Collected data
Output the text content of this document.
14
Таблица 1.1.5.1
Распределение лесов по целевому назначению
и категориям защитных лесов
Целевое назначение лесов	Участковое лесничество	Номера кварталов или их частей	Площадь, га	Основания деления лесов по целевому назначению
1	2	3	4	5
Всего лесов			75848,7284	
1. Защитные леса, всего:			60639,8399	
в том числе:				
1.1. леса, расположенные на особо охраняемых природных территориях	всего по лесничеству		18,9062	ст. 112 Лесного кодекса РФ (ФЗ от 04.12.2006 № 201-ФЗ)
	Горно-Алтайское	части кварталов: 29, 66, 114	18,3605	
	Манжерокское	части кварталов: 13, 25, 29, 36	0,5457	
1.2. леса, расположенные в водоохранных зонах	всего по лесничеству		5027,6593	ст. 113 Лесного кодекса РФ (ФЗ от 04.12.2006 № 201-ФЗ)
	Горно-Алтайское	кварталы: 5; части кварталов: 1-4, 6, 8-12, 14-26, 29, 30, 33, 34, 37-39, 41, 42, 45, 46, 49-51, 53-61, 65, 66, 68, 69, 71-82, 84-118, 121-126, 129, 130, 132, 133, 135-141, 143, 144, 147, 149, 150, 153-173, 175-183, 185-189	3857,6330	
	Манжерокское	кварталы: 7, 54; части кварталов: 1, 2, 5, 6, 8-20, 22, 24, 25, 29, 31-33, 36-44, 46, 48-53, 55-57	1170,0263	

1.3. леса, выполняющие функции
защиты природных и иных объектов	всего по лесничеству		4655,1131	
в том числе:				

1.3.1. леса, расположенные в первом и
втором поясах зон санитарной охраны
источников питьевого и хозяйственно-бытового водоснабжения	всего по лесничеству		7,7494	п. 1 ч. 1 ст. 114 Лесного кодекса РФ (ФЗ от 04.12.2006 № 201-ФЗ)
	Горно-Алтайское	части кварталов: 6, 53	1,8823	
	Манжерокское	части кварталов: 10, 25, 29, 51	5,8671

## Stated exercise
The records above need to be transcribed in full. Keep every character unchanged.

## Answer in full
Output the text content of this document.
14
Таблица 1.1.5.1
Распределение лесов по целевому назначению
и категориям защитных лесов
Целевое назначение лесов	Участковое лесничество	Номера кварталов или их частей	Площадь, га	Основания деления лесов по целевому назначению
1	2	3	4	5
Всего лесов			75848,7284	
1. Защитные леса, всего:			60639,8399	
в том числе:				
1.1. леса, расположенные на особо охраняемых природных территориях	всего по лесничеству		18,9062	ст. 112 Лесного кодекса РФ (ФЗ от 04.12.2006 № 201-ФЗ)
	Горно-Алтайское	части кварталов: 29, 66, 114	18,3605	
	Манжерокское	части кварталов: 13, 25, 29, 36	0,5457	
1.2. леса, расположенные в водоохранных зонах	всего по лесничеству		5027,6593	ст. 113 Лесного кодекса РФ (ФЗ от 04.12.2006 № 201-ФЗ)
	Горно-Алтайское	кварталы: 5; части кварталов: 1-4, 6, 8-12, 14-26, 29, 30, 33, 34, 37-39, 41, 42, 45, 46, 49-51, 53-61, 65, 66, 68, 69, 71-82, 84-118, 121-126, 129, 130, 132, 133, 135-141, 143, 144, 147, 149, 150, 153-173, 175-183, 185-189	3857,6330	
	Манжерокское	кварталы: 7, 54; части кварталов: 1, 2, 5, 6, 8-20, 22, 24, 25, 29, 31-33, 36-44, 46, 48-53, 55-57	1170,0263	

1.3. леса, выполняющие функции
защиты природных и иных объектов	всего по лесничеству		4655,1131	
в том числе:				

1.3.1. леса, расположенные в первом и
втором поясах зон санитарной охраны
источников питьевого и хозяйственно-бытового водоснабжения	всего по лесничеству		7,7494	п. 1 ч. 1 ст. 114 Лесного кодекса РФ (ФЗ от 04.12.2006 № 201-ФЗ)
	Горно-Алтайское	части кварталов: 6, 53	1,8823	
	Манжерокское	части кварталов: 10, 25, 29, 51	5,8671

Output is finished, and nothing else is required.